GOAL: Determine how many lines of the data below contain "Chatter", then give only that number.

AVAILABLE DATA:
>> begin

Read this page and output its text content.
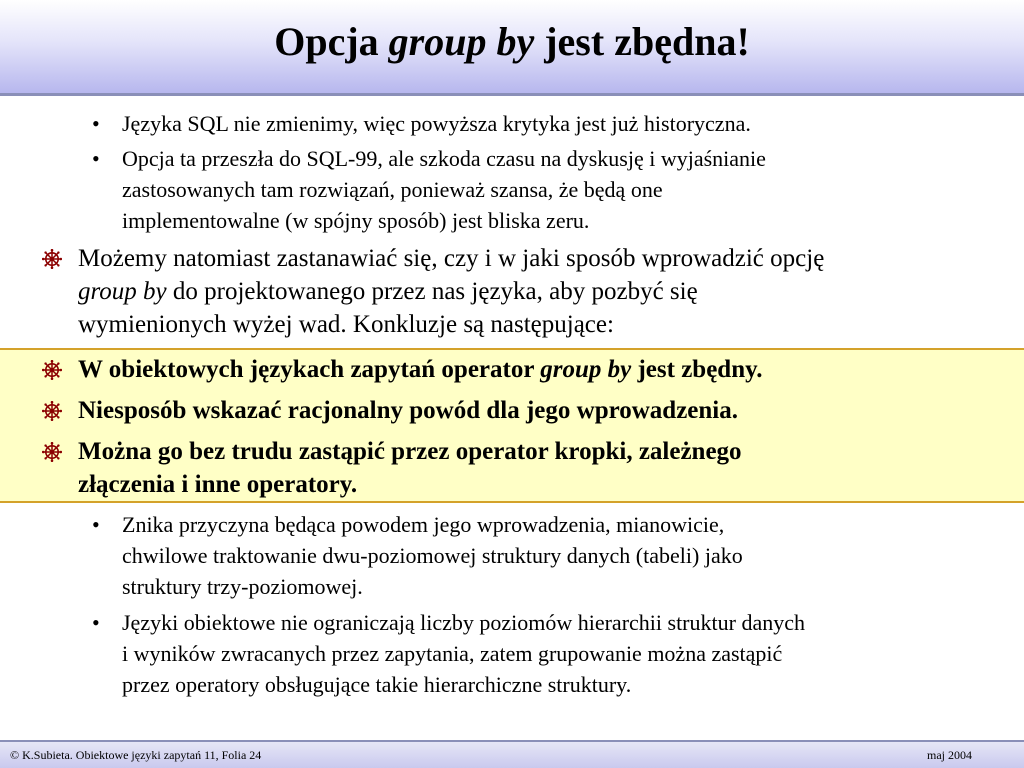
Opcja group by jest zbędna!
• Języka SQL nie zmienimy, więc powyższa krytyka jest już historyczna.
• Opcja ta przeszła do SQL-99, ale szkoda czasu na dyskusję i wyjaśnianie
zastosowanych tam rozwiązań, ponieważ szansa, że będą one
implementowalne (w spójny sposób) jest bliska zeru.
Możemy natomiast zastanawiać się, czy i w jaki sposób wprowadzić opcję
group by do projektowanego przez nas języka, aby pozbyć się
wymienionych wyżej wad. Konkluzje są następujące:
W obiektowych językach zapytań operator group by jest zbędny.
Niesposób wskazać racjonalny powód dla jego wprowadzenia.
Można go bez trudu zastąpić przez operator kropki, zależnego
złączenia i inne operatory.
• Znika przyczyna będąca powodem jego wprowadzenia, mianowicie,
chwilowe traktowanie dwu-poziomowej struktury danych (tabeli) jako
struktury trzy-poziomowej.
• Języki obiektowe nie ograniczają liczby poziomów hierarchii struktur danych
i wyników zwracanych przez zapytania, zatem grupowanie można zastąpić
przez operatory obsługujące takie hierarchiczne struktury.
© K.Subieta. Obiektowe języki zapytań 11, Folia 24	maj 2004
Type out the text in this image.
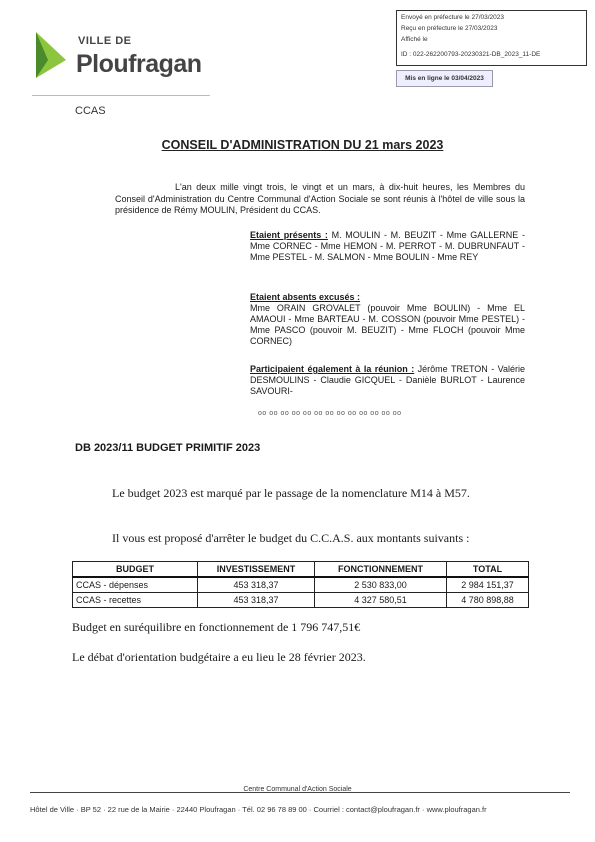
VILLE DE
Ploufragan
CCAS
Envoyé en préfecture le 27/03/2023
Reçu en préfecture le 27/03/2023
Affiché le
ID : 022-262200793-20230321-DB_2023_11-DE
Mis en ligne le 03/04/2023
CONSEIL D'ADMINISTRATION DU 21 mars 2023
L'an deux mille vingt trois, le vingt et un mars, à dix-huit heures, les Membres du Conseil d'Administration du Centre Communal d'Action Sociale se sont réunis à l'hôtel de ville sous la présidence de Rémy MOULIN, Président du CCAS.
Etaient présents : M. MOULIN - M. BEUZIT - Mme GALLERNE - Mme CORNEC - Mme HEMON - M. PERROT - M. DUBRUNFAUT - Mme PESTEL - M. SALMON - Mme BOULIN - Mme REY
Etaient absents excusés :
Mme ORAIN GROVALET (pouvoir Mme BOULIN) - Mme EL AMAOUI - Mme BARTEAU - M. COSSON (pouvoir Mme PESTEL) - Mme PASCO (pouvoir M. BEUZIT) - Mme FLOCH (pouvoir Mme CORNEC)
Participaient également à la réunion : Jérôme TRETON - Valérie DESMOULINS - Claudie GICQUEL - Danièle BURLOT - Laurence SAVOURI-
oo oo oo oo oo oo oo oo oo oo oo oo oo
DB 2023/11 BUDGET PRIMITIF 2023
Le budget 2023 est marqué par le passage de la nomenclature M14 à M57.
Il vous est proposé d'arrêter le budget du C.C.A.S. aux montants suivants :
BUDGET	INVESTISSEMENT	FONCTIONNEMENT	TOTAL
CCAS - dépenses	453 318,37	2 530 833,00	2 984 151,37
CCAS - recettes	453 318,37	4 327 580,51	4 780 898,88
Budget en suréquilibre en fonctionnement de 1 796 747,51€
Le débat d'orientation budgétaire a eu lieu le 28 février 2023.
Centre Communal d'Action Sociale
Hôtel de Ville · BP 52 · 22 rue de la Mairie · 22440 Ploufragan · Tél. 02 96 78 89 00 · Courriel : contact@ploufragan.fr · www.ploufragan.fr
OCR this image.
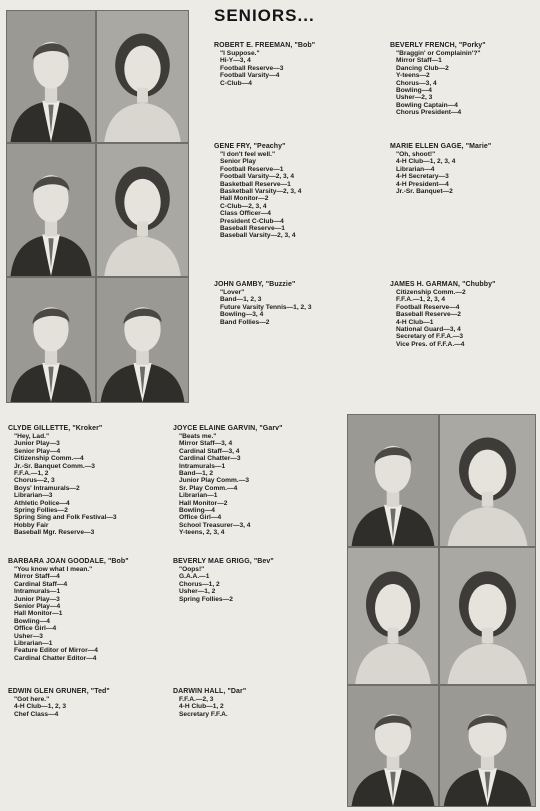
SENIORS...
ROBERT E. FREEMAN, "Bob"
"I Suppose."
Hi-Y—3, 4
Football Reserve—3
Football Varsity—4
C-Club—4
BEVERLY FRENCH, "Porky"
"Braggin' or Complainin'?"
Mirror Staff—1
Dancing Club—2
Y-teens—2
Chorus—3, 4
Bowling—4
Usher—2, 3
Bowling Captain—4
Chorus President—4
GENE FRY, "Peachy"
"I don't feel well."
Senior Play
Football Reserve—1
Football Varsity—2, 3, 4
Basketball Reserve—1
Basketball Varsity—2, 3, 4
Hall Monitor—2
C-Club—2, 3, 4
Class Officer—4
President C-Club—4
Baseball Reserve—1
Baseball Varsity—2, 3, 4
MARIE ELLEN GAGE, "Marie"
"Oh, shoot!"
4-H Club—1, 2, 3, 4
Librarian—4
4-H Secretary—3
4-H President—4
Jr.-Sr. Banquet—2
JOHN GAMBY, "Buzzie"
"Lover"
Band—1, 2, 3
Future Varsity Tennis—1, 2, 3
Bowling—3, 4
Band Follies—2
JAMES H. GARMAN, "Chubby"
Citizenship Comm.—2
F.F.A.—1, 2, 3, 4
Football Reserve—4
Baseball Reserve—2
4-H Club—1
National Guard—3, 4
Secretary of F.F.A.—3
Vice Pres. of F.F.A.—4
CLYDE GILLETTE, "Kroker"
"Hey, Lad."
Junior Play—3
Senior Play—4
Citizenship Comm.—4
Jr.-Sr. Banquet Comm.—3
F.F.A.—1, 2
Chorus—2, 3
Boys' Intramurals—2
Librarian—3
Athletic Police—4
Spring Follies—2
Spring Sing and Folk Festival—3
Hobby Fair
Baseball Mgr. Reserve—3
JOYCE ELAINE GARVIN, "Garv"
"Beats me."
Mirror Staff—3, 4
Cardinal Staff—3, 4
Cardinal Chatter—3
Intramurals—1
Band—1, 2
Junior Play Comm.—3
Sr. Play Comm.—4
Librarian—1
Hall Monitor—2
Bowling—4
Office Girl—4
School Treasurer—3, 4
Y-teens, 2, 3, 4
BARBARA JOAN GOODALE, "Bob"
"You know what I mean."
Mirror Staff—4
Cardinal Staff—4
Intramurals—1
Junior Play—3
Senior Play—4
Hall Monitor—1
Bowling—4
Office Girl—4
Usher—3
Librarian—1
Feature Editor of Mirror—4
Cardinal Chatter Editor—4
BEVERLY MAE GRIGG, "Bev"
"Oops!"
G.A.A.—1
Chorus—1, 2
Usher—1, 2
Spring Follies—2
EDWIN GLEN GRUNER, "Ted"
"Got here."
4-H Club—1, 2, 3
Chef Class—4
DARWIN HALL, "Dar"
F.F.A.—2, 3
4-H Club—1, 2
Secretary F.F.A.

>> end
>> begin

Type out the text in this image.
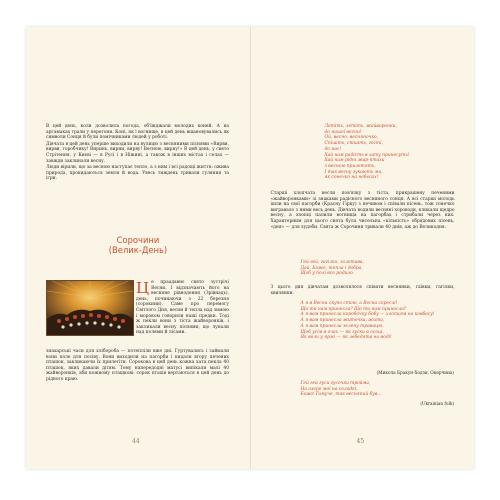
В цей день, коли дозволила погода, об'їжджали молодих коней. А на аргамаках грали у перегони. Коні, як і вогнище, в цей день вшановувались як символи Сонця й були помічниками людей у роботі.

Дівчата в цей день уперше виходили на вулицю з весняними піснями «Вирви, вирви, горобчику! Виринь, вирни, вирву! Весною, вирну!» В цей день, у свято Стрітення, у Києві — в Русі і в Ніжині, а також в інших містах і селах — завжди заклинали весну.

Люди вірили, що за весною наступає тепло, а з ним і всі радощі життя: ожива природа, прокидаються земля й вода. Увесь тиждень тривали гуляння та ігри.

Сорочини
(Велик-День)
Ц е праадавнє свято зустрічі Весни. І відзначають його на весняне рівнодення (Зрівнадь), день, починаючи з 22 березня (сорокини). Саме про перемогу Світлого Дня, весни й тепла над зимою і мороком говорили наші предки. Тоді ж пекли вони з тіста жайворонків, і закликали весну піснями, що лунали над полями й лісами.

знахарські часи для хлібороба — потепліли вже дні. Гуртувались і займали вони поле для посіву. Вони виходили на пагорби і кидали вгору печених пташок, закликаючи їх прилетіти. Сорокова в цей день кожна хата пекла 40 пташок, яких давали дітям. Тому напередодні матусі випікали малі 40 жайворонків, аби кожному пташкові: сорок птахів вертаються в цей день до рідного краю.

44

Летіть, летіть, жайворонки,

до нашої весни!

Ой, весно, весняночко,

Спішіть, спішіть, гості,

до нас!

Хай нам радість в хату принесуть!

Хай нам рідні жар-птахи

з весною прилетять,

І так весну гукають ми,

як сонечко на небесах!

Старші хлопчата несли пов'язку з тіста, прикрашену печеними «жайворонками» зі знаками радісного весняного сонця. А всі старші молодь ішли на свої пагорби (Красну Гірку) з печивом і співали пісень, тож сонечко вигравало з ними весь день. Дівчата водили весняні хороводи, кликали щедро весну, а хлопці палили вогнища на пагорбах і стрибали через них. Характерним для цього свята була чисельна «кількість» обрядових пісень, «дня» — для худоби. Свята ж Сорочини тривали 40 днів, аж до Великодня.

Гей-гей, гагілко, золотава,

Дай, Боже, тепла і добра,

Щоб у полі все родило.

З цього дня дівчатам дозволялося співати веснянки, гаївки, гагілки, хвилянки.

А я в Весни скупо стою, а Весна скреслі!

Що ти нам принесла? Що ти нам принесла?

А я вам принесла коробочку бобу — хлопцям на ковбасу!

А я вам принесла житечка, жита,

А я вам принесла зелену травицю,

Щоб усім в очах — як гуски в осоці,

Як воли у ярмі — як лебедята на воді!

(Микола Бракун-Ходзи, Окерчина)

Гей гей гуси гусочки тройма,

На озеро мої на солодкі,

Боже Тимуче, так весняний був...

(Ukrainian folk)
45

>> end
>> begin

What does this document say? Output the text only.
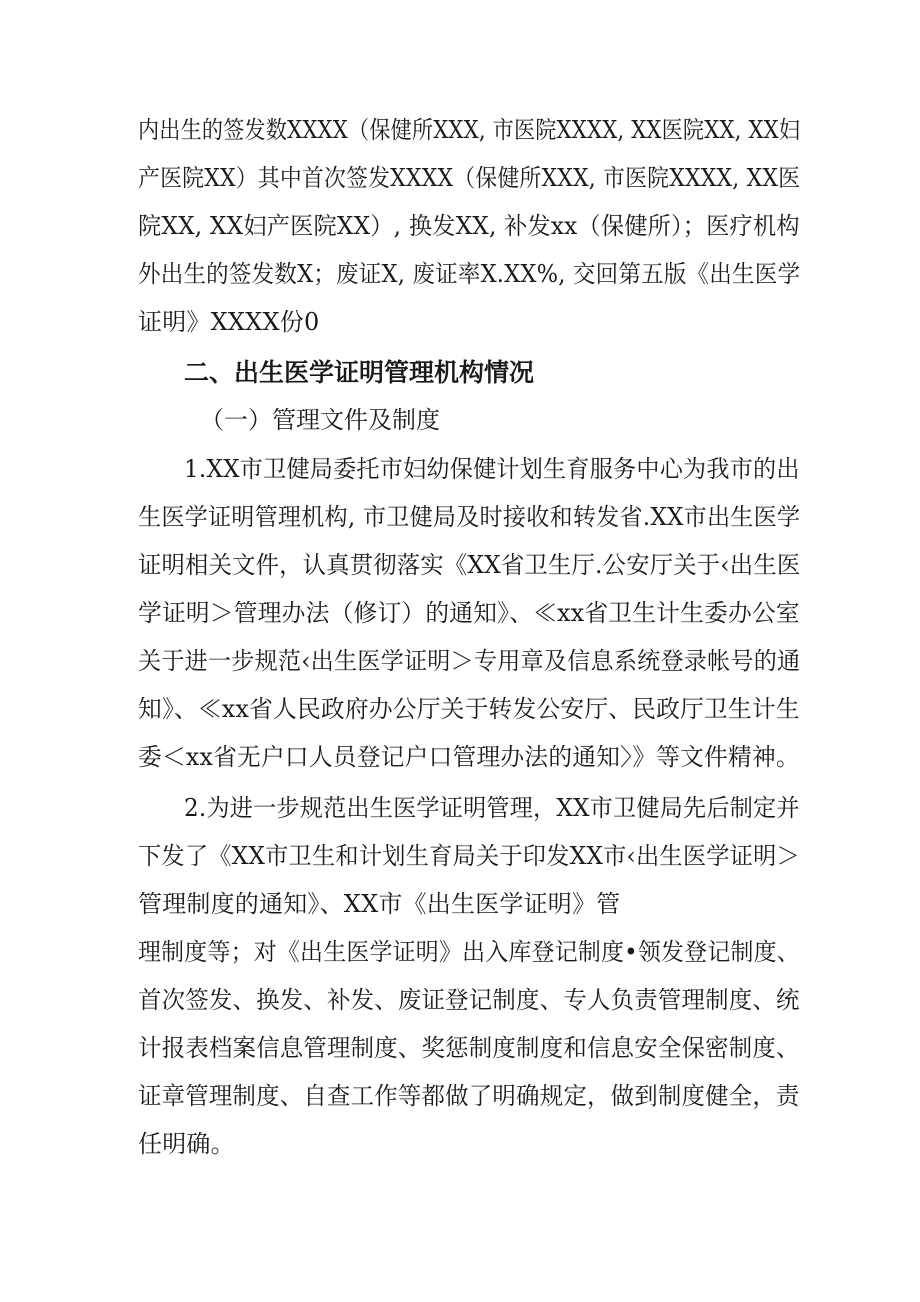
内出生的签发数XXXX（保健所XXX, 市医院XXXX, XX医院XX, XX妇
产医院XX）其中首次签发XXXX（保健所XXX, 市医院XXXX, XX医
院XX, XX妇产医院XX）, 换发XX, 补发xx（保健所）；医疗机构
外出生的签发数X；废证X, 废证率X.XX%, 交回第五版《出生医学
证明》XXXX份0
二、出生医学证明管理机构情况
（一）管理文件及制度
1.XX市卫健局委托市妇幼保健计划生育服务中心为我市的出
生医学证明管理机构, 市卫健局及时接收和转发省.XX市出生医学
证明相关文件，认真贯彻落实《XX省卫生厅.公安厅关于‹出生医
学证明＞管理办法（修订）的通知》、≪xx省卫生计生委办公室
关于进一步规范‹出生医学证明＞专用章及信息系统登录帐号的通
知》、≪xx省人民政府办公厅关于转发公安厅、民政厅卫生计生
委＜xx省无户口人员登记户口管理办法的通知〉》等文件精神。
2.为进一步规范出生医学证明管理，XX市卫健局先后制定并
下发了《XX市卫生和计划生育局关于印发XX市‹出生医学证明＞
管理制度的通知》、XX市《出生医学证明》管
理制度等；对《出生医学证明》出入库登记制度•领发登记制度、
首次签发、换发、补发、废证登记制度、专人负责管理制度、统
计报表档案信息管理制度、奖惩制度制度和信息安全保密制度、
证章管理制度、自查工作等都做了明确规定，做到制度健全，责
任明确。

>> end

ANSWER: 2